● Dataset entries:
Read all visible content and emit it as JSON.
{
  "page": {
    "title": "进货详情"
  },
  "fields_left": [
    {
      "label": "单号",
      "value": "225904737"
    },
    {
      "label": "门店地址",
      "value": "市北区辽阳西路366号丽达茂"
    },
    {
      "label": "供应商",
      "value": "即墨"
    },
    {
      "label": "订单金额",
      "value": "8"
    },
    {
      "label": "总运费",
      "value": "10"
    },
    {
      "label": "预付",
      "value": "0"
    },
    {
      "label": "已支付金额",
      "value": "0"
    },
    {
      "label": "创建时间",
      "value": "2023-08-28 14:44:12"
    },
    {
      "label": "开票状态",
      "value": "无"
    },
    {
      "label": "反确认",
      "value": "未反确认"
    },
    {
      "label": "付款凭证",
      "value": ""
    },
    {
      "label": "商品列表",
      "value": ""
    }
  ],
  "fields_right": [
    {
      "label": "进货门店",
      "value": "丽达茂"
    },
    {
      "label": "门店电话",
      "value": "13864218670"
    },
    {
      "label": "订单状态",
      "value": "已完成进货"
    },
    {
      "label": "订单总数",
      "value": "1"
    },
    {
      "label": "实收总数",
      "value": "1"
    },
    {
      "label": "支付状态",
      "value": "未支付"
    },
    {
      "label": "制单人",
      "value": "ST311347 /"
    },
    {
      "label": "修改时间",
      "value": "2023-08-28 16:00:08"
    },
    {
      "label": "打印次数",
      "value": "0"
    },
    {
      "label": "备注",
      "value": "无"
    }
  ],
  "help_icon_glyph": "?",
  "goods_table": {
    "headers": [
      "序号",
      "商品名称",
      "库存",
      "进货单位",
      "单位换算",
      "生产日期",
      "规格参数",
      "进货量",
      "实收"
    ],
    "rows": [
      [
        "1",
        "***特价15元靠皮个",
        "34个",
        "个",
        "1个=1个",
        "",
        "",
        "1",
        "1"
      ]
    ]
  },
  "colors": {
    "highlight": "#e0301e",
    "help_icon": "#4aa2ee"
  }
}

● Work to be completed: Repeat each entry word for word.

● Exercise result:
Read all visible content and emit it as JSON.
{
  "page": {
    "title": "进货详情"
  },
  "fields_left": [
    {
      "label": "单号",
      "value": "225904737"
    },
    {
      "label": "门店地址",
      "value": "市北区辽阳西路366号丽达茂"
    },
    {
      "label": "供应商",
      "value": "即墨"
    },
    {
      "label": "订单金额",
      "value": "8"
    },
    {
      "label": "总运费",
      "value": "10"
    },
    {
      "label": "预付",
      "value": "0"
    },
    {
      "label": "已支付金额",
      "value": "0"
    },
    {
      "label": "创建时间",
      "value": "2023-08-28 14:44:12"
    },
    {
      "label": "开票状态",
      "value": "无"
    },
    {
      "label": "反确认",
      "value": "未反确认"
    },
    {
      "label": "付款凭证",
      "value": ""
    },
    {
      "label": "商品列表",
      "value": ""
    }
  ],
  "fields_right": [
    {
      "label": "进货门店",
      "value": "丽达茂"
    },
    {
      "label": "门店电话",
      "value": "13864218670"
    },
    {
      "label": "订单状态",
      "value": "已完成进货"
    },
    {
      "label": "订单总数",
      "value": "1"
    },
    {
      "label": "实收总数",
      "value": "1"
    },
    {
      "label": "支付状态",
      "value": "未支付"
    },
    {
      "label": "制单人",
      "value": "ST311347 /"
    },
    {
      "label": "修改时间",
      "value": "2023-08-28 16:00:08"
    },
    {
      "label": "打印次数",
      "value": "0"
    },
    {
      "label": "备注",
      "value": "无"
    }
  ],
  "help_icon_glyph": "?",
  "goods_table": {
    "headers": [
      "序号",
      "商品名称",
      "库存",
      "进货单位",
      "单位换算",
      "生产日期",
      "规格参数",
      "进货量",
      "实收"
    ],
    "rows": [
      [
        "1",
        "***特价15元靠皮个",
        "34个",
        "个",
        "1个=1个",
        "",
        "",
        "1",
        "1"
      ]
    ]
  },
  "colors": {
    "highlight": "#e0301e",
    "help_icon": "#4aa2ee"
  }
}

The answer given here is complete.